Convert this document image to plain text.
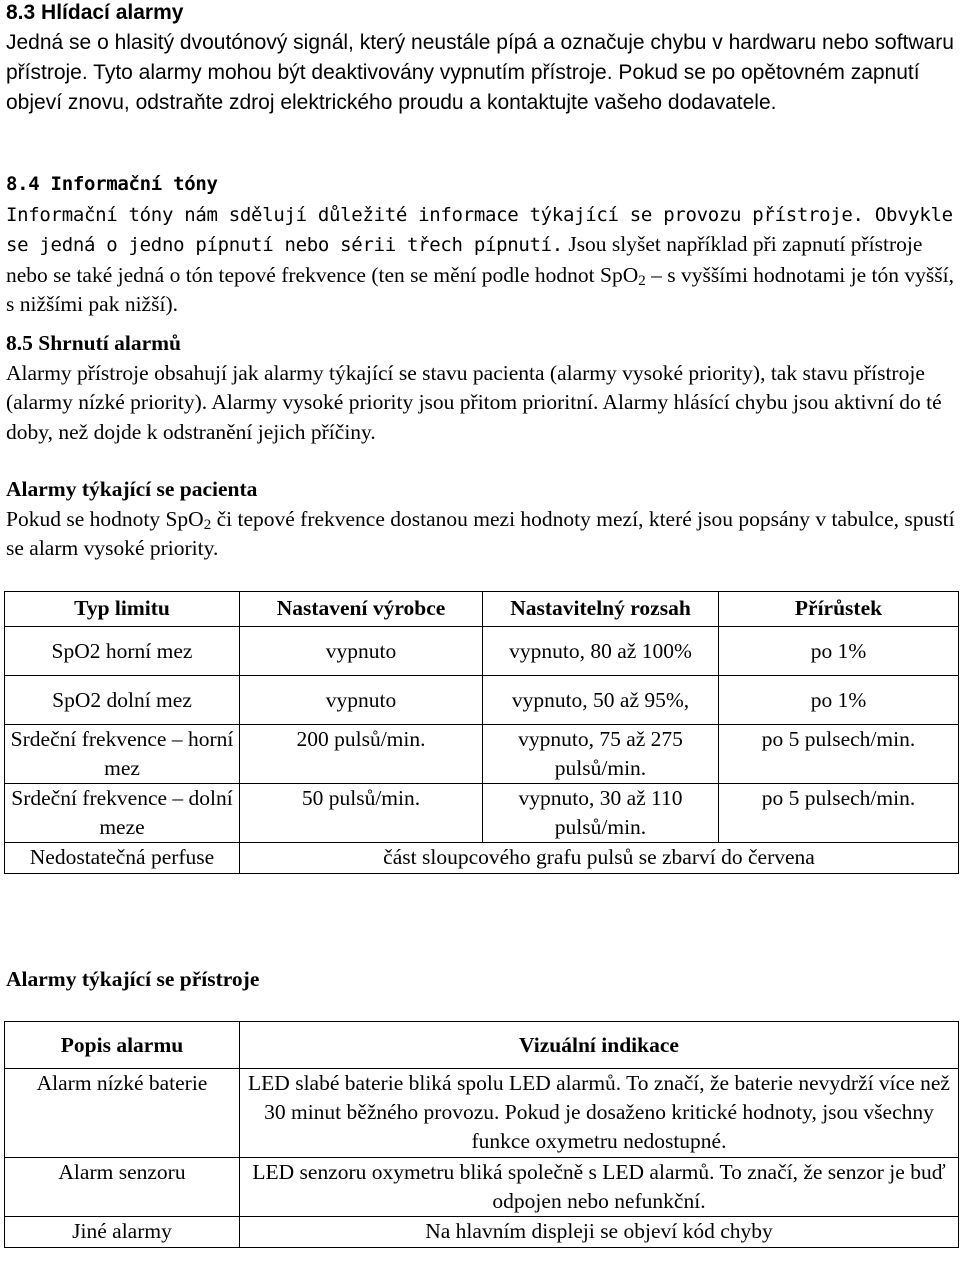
8.3 Hlídací alarmy

Jedná se o hlasitý dvoutónový signál, který neustále pípá a označuje chybu v hardwaru nebo softwaru přístroje. Tyto alarmy mohou být deaktivovány vypnutím přístroje. Pokud se po opětovném zapnutí objeví znovu, odstraňte zdroj elektrického proudu a kontaktujte vašeho dodavatele.

8.4 Informační tóny

Informační tóny nám sdělují důležité informace týkající se provozu přístroje. Obvykle se jedná o jedno pípnutí nebo sérii třech pípnutí. Jsou slyšet například při zapnutí přístroje nebo se také jedná o tón tepové frekvence (ten se mění podle hodnot SpO$_2$ – s vyššími hodnotami je tón vyšší, s nižšími pak nižší).

8.5 Shrnutí alarmů

Alarmy přístroje obsahují jak alarmy týkající se stavu pacienta (alarmy vysoké priority), tak stavu přístroje (alarmy nízké priority). Alarmy vysoké priority jsou přitom prioritní. Alarmy hlásící chybu jsou aktivní do té doby, než dojde k odstranění jejich příčiny.

Alarmy týkající se pacienta

Pokud se hodnoty SpO$_2$ či tepové frekvence dostanou mezi hodnoty mezí, které jsou popsány v tabulce, spustí se alarm vysoké priority.

Typ limitu	Nastavení výrobce	Nastavitelný rozsah	Přírůstek
SpO2 horní mez	vypnuto	vypnuto, 80 až 100%	po 1%
SpO2 dolní mez	vypnuto	vypnuto, 50 až 95%,	po 1%
Srdeční frekvence – horní mez	200 pulsů/min.	vypnuto, 75 až 275 pulsů/min.	po 5 pulsech/min.
Srdeční frekvence – dolní meze	50 pulsů/min.	vypnuto, 30 až 110 pulsů/min.	po 5 pulsech/min.
Nedostatečná perfuse	část sloupcového grafu pulsů se zbarví do červena		

Alarmy týkající se přístroje

Popis alarmu	Vizuální indikace
Alarm nízké baterie	LED slabé baterie bliká spolu LED alarmů. To značí, že baterie nevydrží více než 30 minut běžného provozu. Pokud je dosaženo kritické hodnoty, jsou všechny funkce oxymetru nedostupné.
Alarm senzoru	LED senzoru oxymetru bliká společně s LED alarmů. To značí, že senzor je buď odpojen nebo nefunkční.
Jiné alarmy	Na hlavním displeji se objeví kód chyby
---
▶ **WHAT IS ASKED**: Each line of the data is to be duplicated exactly; pictures stay out of the copy.

▶ **OUTPUT**:
Convert this document image to plain text.
8.3 Hlídací alarmy

Jedná se o hlasitý dvoutónový signál, který neustále pípá a označuje chybu v hardwaru nebo softwaru přístroje. Tyto alarmy mohou být deaktivovány vypnutím přístroje. Pokud se po opětovném zapnutí objeví znovu, odstraňte zdroj elektrického proudu a kontaktujte vašeho dodavatele.

8.4 Informační tóny

Informační tóny nám sdělují důležité informace týkající se provozu přístroje. Obvykle se jedná o jedno pípnutí nebo sérii třech pípnutí. Jsou slyšet například při zapnutí přístroje nebo se také jedná o tón tepové frekvence (ten se mění podle hodnot SpO$_2$ – s vyššími hodnotami je tón vyšší, s nižšími pak nižší).

8.5 Shrnutí alarmů

Alarmy přístroje obsahují jak alarmy týkající se stavu pacienta (alarmy vysoké priority), tak stavu přístroje (alarmy nízké priority). Alarmy vysoké priority jsou přitom prioritní. Alarmy hlásící chybu jsou aktivní do té doby, než dojde k odstranění jejich příčiny.

Alarmy týkající se pacienta

Pokud se hodnoty SpO$_2$ či tepové frekvence dostanou mezi hodnoty mezí, které jsou popsány v tabulce, spustí se alarm vysoké priority.

Typ limitu	Nastavení výrobce	Nastavitelný rozsah	Přírůstek
SpO2 horní mez	vypnuto	vypnuto, 80 až 100%	po 1%
SpO2 dolní mez	vypnuto	vypnuto, 50 až 95%,	po 1%
Srdeční frekvence – horní mez	200 pulsů/min.	vypnuto, 75 až 275 pulsů/min.	po 5 pulsech/min.
Srdeční frekvence – dolní meze	50 pulsů/min.	vypnuto, 30 až 110 pulsů/min.	po 5 pulsech/min.
Nedostatečná perfuse	část sloupcového grafu pulsů se zbarví do červena		

Alarmy týkající se přístroje

Popis alarmu	Vizuální indikace
Alarm nízké baterie	LED slabé baterie bliká spolu LED alarmů. To značí, že baterie nevydrží více než 30 minut běžného provozu. Pokud je dosaženo kritické hodnoty, jsou všechny funkce oxymetru nedostupné.
Alarm senzoru	LED senzoru oxymetru bliká společně s LED alarmů. To značí, že senzor je buď odpojen nebo nefunkční.
Jiné alarmy	Na hlavním displeji se objeví kód chyby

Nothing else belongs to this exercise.